> _WRITTEN PROBLEM A_
Put the dataset records running from the line containing "table-row: Right 0.011 xyxy=(868,646,1175,669)" through the line containing "column-lightweight-timber: Lighthweight timber" into a numbered list, dropping any blank lines.

> _SELECTED EXTRACT_

U.S.’s Refusal to Face the Hard Moral Issues of War

 

America’s Refusal to Face the Hard Moral Issues of War

By: Monday April 20, 2015

COUNTERPUNCH

Monday April 20, 2015

 

kobane1(Today we feature, with permission, a guest post by Daniel N. White. The post originally appeared on Contrary Perspective. All opinions are the author’s.)

James Fallows, a noted journalist and author of National Defense (1981), is tits on a boar useless these days.

 

That’s my conclusion after reading his Atlantic Monthly cover story, The Tragedy of the American Military, in which he asks, “Why do the best soldiers in the world keep losing?” It is a truly terrible article that, regrettably, is mainstream U.S. journalism’s best effort by one of their better talents to answer a vitally important question.

Right off the bat, I’m going to have to say that the U.S. Army doesn’t produce “the world’s best soldiers” — and it never has. Americans don’t do infantry as well as others do. This is reasonably well known. Anyone who wants to dispute the point has to dispute not me but General George Patton, who in 1944 said: “According to Napoleon, the weaker the infantry the stronger the artillery must be. Thank God we’ve got the world’s best artillery.” Operational analysis of us by the German Wehrmacht and the PLA (China) said the same thing. We should know that about ourselves by now and we don’t, and the fact that we don’t, particularly after a chain of military defeats by lesser powers, says a good deal bad about us as a people and society. The Atlantic and James Fallows are both professionally derelict to continue printing these canards about our infantry prowess. “The world’s best” — there is no excuse for such hyperbolic boasting.

Why the U.S. keeps losing its wars, and why James Fallows has no clue as to why, is revealing of the American moment. It’s painfully obvious the U.S. has lost its most recent wars because it has lacked coherent and achievable objectives for them. (Or no objectives that our ruling elites were willing to share with us.)

[Dataset records]

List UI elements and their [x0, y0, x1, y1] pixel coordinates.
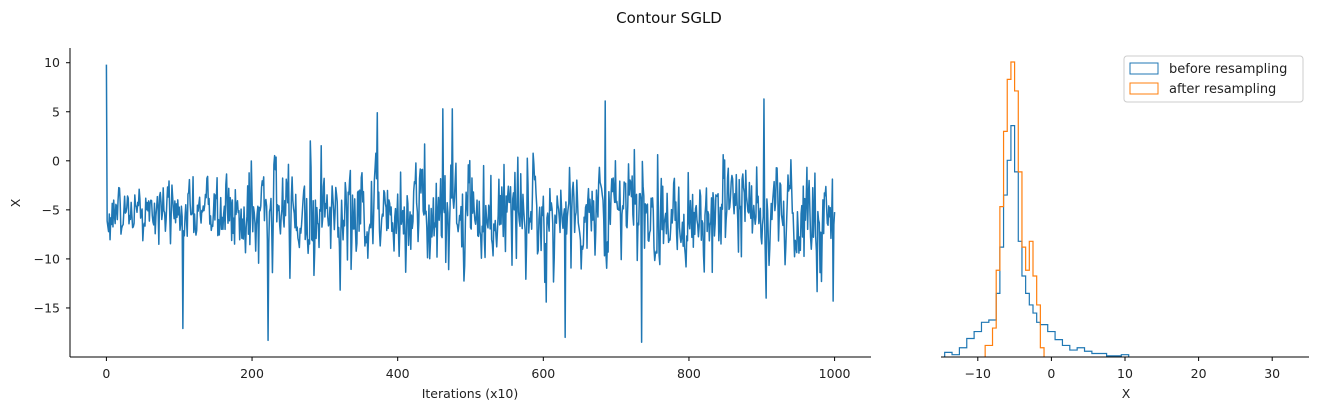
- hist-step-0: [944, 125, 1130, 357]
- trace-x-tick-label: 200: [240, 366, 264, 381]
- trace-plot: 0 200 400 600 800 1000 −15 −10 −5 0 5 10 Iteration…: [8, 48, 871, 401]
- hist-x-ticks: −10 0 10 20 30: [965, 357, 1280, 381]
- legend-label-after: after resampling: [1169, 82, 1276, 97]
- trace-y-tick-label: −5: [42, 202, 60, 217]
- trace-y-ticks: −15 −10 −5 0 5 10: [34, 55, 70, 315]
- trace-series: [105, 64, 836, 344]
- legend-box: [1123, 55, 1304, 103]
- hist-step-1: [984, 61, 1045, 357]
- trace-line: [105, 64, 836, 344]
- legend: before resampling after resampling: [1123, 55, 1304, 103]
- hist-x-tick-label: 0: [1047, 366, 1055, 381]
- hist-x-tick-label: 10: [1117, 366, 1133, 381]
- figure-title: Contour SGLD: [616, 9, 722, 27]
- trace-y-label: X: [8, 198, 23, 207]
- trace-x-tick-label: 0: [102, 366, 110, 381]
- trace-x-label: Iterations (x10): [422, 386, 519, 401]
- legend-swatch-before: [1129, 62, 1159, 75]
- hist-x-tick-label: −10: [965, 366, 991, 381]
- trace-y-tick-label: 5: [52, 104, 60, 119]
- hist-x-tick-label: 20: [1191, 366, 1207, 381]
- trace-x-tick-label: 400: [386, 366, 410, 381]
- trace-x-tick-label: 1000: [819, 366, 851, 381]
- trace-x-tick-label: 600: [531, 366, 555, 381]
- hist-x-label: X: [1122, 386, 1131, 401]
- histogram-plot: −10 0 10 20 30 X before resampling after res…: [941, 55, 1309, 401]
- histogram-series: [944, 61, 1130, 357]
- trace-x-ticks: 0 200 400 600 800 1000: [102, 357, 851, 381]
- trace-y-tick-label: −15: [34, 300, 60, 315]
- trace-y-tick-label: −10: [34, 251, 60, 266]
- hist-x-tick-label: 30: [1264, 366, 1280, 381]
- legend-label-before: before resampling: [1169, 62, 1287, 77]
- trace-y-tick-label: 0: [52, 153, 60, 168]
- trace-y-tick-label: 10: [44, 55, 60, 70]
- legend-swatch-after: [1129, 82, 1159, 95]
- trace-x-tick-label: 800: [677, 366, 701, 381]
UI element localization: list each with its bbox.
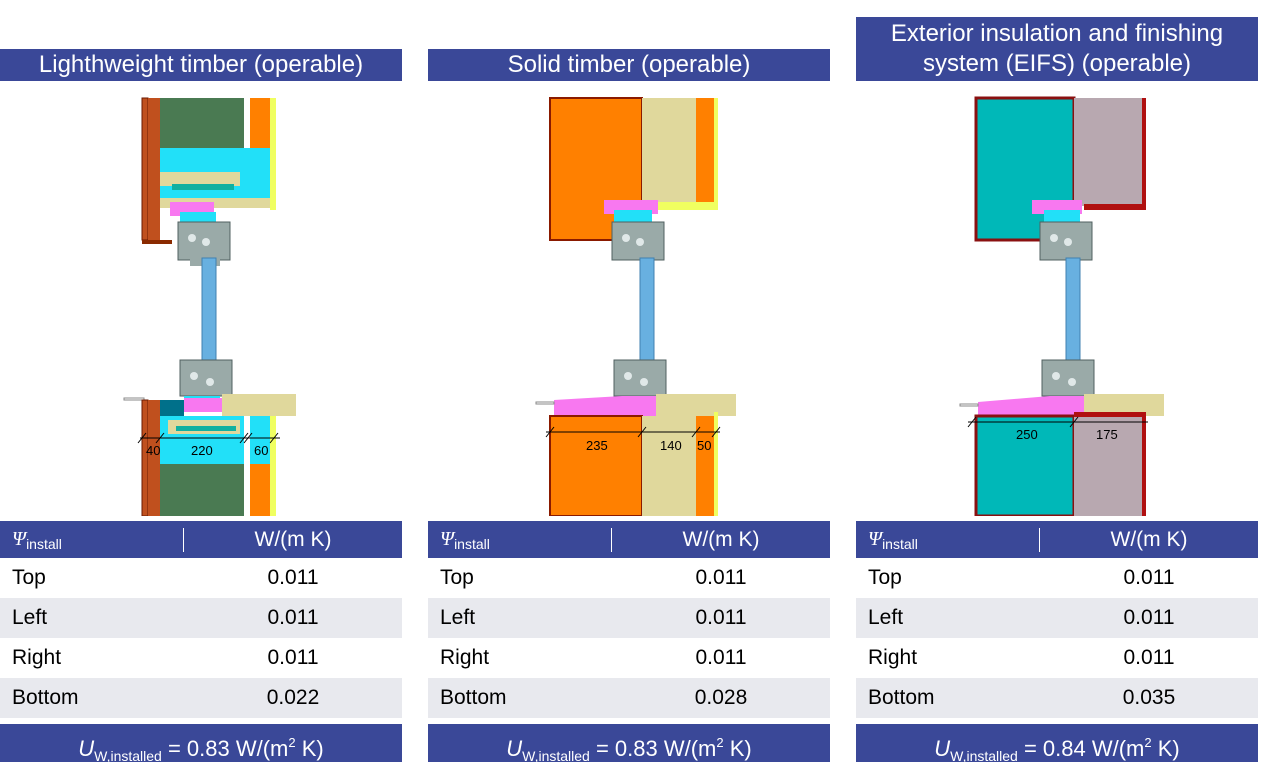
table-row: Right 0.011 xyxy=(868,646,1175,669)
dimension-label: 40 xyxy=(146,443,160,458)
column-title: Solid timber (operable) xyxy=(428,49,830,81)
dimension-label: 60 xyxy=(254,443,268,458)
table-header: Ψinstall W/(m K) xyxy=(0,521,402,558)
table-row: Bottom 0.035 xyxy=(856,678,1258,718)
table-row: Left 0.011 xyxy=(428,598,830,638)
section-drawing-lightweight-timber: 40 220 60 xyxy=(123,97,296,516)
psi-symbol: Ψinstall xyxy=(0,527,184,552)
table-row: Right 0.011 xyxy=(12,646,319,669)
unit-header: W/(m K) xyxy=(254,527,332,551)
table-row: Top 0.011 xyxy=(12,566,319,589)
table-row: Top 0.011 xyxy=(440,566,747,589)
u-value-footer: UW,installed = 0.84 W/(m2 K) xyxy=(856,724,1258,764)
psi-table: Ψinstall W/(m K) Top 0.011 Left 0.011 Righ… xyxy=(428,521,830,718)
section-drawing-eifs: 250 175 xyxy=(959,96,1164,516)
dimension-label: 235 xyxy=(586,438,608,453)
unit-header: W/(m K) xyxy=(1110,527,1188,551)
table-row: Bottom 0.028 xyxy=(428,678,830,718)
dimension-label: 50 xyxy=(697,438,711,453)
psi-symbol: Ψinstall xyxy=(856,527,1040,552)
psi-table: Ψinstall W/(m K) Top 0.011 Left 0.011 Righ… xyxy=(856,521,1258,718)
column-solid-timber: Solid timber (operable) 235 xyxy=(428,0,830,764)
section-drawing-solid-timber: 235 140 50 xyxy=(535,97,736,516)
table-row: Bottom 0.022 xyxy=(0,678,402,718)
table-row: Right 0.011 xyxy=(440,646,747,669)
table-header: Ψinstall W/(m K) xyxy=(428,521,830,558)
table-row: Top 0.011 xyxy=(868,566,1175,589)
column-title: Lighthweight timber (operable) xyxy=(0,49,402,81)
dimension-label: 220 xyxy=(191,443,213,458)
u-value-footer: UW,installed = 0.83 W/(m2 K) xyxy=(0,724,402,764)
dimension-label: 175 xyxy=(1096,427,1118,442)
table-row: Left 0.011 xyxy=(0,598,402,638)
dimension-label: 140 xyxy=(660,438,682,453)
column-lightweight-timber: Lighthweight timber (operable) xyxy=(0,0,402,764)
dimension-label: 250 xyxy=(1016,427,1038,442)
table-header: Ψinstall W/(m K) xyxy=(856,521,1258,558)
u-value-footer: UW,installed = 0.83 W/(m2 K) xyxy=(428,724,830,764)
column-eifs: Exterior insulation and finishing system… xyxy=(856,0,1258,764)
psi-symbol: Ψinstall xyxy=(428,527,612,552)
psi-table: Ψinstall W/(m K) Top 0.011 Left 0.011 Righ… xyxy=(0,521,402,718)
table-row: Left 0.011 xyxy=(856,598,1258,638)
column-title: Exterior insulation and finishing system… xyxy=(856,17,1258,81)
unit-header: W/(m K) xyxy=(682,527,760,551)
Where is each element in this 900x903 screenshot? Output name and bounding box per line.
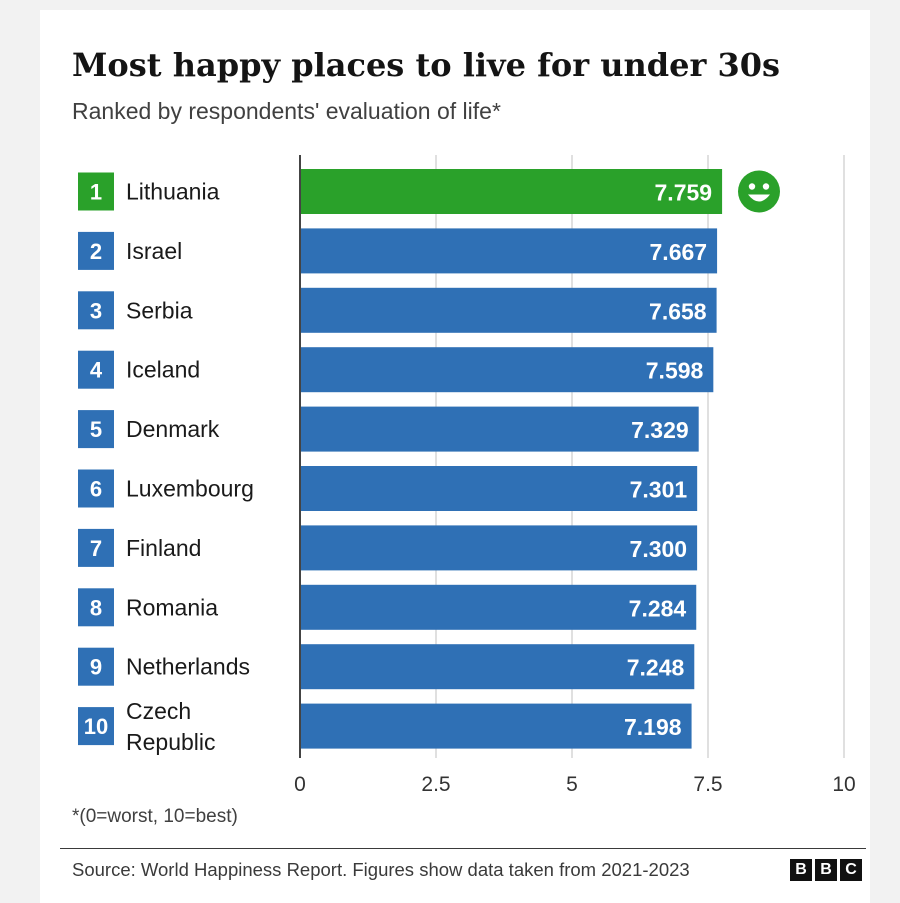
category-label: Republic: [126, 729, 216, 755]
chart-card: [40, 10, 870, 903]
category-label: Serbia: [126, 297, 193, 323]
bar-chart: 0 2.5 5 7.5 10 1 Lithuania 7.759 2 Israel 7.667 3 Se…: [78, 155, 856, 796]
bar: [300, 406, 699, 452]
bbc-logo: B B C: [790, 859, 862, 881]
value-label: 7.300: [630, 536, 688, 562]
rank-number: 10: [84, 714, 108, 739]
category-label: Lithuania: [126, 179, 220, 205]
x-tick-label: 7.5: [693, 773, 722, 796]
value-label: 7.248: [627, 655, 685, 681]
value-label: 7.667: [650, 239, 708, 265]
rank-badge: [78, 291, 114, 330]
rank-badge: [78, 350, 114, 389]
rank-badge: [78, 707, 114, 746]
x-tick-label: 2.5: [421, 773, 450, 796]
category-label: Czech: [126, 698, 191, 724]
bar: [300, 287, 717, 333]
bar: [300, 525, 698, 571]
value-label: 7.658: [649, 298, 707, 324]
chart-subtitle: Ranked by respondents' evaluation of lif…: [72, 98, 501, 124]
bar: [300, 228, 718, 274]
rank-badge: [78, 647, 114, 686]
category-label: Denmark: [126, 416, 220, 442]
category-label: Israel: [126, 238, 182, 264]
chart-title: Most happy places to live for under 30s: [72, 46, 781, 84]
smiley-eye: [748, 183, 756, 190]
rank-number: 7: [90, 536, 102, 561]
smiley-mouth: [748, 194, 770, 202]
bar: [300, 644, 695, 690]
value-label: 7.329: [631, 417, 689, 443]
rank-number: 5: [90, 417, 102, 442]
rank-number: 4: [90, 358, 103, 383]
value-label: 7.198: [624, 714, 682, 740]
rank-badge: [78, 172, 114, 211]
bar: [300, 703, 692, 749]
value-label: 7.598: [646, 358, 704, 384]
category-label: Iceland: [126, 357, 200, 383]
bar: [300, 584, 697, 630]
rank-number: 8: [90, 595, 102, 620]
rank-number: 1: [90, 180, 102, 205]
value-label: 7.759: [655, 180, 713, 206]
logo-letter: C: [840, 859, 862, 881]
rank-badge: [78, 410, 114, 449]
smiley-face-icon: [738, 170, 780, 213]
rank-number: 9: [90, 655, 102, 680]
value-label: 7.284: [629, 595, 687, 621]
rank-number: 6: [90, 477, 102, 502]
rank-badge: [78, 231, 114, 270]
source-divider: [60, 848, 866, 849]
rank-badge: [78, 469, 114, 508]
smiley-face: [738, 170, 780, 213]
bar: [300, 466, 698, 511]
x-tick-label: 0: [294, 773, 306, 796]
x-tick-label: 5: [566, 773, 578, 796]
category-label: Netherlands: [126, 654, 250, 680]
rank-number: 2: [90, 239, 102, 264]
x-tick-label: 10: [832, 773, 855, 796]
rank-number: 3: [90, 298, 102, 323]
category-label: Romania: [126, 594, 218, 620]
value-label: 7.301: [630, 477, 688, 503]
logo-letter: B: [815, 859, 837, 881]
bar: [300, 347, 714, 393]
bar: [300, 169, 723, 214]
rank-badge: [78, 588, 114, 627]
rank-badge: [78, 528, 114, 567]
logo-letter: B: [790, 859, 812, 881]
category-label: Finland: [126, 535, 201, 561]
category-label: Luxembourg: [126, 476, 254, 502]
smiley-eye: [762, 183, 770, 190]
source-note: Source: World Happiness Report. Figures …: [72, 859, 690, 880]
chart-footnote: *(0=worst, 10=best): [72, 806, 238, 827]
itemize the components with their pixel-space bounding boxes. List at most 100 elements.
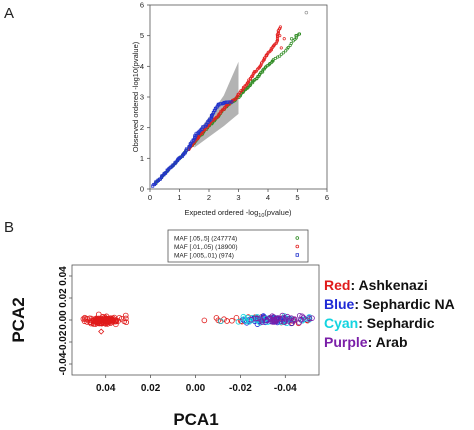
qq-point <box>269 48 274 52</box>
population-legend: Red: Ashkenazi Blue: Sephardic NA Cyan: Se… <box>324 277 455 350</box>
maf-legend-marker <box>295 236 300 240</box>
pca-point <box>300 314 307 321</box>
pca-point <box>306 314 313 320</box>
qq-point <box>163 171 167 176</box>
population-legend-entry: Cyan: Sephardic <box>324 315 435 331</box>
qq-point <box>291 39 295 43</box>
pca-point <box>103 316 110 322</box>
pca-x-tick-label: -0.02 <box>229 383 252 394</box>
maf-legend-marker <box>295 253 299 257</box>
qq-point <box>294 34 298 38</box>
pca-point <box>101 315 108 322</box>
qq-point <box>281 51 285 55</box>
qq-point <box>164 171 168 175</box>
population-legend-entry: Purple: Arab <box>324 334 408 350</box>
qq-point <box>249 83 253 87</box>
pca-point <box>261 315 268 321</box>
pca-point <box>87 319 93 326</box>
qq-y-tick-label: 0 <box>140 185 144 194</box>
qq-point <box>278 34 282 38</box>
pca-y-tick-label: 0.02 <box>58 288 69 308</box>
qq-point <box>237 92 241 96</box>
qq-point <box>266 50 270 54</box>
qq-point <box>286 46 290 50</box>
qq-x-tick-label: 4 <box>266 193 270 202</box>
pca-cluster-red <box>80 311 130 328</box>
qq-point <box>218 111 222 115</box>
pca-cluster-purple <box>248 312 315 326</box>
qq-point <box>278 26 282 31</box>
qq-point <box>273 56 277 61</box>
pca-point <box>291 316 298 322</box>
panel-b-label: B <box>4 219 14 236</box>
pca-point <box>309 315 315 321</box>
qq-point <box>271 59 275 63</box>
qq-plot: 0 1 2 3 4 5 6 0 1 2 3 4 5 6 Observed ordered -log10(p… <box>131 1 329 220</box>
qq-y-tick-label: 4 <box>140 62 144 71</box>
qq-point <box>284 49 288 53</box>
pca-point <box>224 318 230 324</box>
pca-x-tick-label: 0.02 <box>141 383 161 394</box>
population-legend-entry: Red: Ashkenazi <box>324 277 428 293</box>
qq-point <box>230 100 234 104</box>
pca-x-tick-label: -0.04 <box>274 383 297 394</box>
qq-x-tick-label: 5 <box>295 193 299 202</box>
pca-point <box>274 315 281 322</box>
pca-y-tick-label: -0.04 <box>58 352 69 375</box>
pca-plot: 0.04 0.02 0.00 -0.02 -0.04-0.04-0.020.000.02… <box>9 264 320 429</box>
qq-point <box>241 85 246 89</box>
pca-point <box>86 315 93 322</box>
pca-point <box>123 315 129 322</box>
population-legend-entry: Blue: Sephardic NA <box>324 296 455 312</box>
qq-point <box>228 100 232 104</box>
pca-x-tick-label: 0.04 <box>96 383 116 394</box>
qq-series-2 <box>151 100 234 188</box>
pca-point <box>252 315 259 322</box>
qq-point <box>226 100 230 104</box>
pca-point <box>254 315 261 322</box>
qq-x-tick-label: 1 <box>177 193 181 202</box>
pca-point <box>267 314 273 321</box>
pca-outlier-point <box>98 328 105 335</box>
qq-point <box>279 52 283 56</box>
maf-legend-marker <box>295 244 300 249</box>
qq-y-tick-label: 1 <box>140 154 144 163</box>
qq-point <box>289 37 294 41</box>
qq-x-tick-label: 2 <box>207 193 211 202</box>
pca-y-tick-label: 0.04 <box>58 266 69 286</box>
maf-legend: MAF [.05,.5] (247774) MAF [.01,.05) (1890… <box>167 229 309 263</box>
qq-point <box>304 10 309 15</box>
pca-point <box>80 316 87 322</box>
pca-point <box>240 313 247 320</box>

> _WRITTEN PROBLEM B_
In the article on America's refusal to face the moral issues of war, in what year did General George Patton make his remark about infantry and artillery?

> _OUTPUT A_
1. table-row: Right 0.011 xyxy=(868,646,1175,669)
2. dimension-label: 40 xyxy=(146,443,160,458)
3. column-title: Solid timber (operable) xyxy=(428,49,830,81)
4. dimension-label: 60 xyxy=(254,443,268,458)
5. table-header: Ψinstall W/(m K) xyxy=(0,521,402,558)
6. table-row: Bottom 0.035 xyxy=(856,678,1258,718)
7. table-row: Left 0.011 xyxy=(428,598,830,638)
8. section-drawing-lightweight-timber: 40 220 60 xyxy=(123,97,296,516)
9. psi-symbol: Ψinstall xyxy=(0,527,184,552)
10. table-row: Right 0.011 xyxy=(12,646,319,669)
11. unit-header: W/(m K) xyxy=(254,527,332,551)
12. table-row: Top 0.011 xyxy=(12,566,319,589)
13. table-row: Top 0.011 xyxy=(440,566,747,589)
14. u-value-footer: UW,installed = 0.84 W/(m2 K) xyxy=(856,724,1258,764)
15. psi-table: Ψinstall W/(m K) Top 0.011 Left 0.011 Righ… xyxy=(428,521,830,718)
16. section-drawing-eifs: 250 175 xyxy=(959,96,1164,516)
17. dimension-label: 235 xyxy=(586,438,608,453)
18. unit-header: W/(m K) xyxy=(1110,527,1188,551)
19. table-row: Bottom 0.028 xyxy=(428,678,830,718)
20. dimension-label: 50 xyxy=(697,438,711,453)
21. psi-symbol: Ψinstall xyxy=(856,527,1040,552)
22. psi-table: Ψinstall W/(m K) Top 0.011 Left 0.011 Righ… xyxy=(856,521,1258,718)
23. column-solid-timber: Solid timber (operable) 235 xyxy=(428,0,830,764)
24. section-drawing-solid-timber: 235 140 50 xyxy=(535,97,736,516)
25. table-row: Bottom 0.022 xyxy=(0,678,402,718)
26. table-row: Right 0.011 xyxy=(440,646,747,669)
27. table-header: Ψinstall W/(m K) xyxy=(428,521,830,558)
28. table-row: Top 0.011 xyxy=(868,566,1175,589)
29. column-title: Lighthweight timber (operable) xyxy=(0,49,402,81)
30. dimension-label: 220 xyxy=(191,443,213,458)
31. u-value-footer: UW,installed = 0.83 W/(m2 K) xyxy=(0,724,402,764)
32. dimension-label: 175 xyxy=(1096,427,1118,442)
33. table-row: Left 0.011 xyxy=(0,598,402,638)
34. dimension-label: 140 xyxy=(660,438,682,453)
35. column-lightweight-timber: Lighthweight timber (operable) xyxy=(0,0,402,764)

> _OUTPUT B_
1944